■ PROBLEM STATEMENT
The records below hold pictures; please leave those out and retype the rest exactly.

■ DATA SECTION
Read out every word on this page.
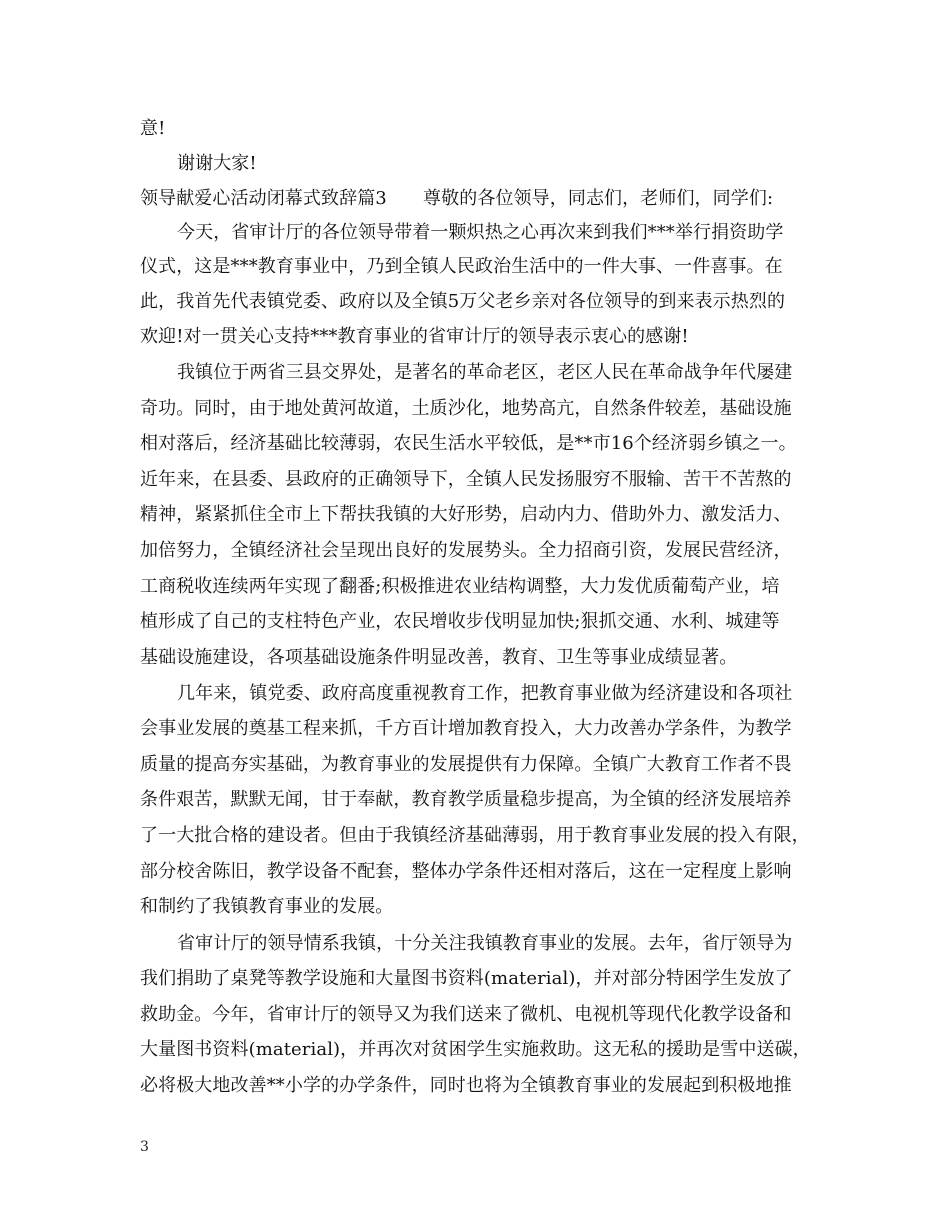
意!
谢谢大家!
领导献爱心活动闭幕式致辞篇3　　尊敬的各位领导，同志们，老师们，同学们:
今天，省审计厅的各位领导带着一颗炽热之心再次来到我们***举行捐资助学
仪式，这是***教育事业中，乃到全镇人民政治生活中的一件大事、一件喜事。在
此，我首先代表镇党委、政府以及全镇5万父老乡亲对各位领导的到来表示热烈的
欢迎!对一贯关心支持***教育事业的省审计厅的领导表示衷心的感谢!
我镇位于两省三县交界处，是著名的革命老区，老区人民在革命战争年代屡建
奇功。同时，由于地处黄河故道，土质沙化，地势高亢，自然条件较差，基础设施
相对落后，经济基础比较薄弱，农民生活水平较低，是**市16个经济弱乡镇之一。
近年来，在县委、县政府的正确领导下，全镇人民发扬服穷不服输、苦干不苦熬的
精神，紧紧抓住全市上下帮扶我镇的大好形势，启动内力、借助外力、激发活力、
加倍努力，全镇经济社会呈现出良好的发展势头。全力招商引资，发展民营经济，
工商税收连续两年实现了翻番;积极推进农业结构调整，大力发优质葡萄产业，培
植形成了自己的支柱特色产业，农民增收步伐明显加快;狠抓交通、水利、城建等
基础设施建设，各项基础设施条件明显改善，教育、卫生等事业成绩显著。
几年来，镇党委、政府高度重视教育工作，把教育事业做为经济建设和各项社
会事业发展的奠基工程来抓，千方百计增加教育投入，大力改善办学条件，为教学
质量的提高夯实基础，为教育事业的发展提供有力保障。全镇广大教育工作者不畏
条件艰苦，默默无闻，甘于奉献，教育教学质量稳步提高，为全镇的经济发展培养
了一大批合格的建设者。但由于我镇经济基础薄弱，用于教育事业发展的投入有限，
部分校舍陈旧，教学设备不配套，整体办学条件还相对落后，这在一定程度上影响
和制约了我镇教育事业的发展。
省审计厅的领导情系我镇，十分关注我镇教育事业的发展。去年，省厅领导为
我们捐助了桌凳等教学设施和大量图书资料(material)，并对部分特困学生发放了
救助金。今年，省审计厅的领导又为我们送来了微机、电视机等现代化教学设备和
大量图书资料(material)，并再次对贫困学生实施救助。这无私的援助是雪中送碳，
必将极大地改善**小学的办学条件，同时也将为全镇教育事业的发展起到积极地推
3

■ SOLUTION FOR THIS TASK
Read out every word on this page.
意!
谢谢大家!
领导献爱心活动闭幕式致辞篇3　　尊敬的各位领导，同志们，老师们，同学们:
今天，省审计厅的各位领导带着一颗炽热之心再次来到我们***举行捐资助学
仪式，这是***教育事业中，乃到全镇人民政治生活中的一件大事、一件喜事。在
此，我首先代表镇党委、政府以及全镇5万父老乡亲对各位领导的到来表示热烈的
欢迎!对一贯关心支持***教育事业的省审计厅的领导表示衷心的感谢!
我镇位于两省三县交界处，是著名的革命老区，老区人民在革命战争年代屡建
奇功。同时，由于地处黄河故道，土质沙化，地势高亢，自然条件较差，基础设施
相对落后，经济基础比较薄弱，农民生活水平较低，是**市16个经济弱乡镇之一。
近年来，在县委、县政府的正确领导下，全镇人民发扬服穷不服输、苦干不苦熬的
精神，紧紧抓住全市上下帮扶我镇的大好形势，启动内力、借助外力、激发活力、
加倍努力，全镇经济社会呈现出良好的发展势头。全力招商引资，发展民营经济，
工商税收连续两年实现了翻番;积极推进农业结构调整，大力发优质葡萄产业，培
植形成了自己的支柱特色产业，农民增收步伐明显加快;狠抓交通、水利、城建等
基础设施建设，各项基础设施条件明显改善，教育、卫生等事业成绩显著。
几年来，镇党委、政府高度重视教育工作，把教育事业做为经济建设和各项社
会事业发展的奠基工程来抓，千方百计增加教育投入，大力改善办学条件，为教学
质量的提高夯实基础，为教育事业的发展提供有力保障。全镇广大教育工作者不畏
条件艰苦，默默无闻，甘于奉献，教育教学质量稳步提高，为全镇的经济发展培养
了一大批合格的建设者。但由于我镇经济基础薄弱，用于教育事业发展的投入有限，
部分校舍陈旧，教学设备不配套，整体办学条件还相对落后，这在一定程度上影响
和制约了我镇教育事业的发展。
省审计厅的领导情系我镇，十分关注我镇教育事业的发展。去年，省厅领导为
我们捐助了桌凳等教学设施和大量图书资料(material)，并对部分特困学生发放了
救助金。今年，省审计厅的领导又为我们送来了微机、电视机等现代化教学设备和
大量图书资料(material)，并再次对贫困学生实施救助。这无私的援助是雪中送碳，
必将极大地改善**小学的办学条件，同时也将为全镇教育事业的发展起到积极地推
3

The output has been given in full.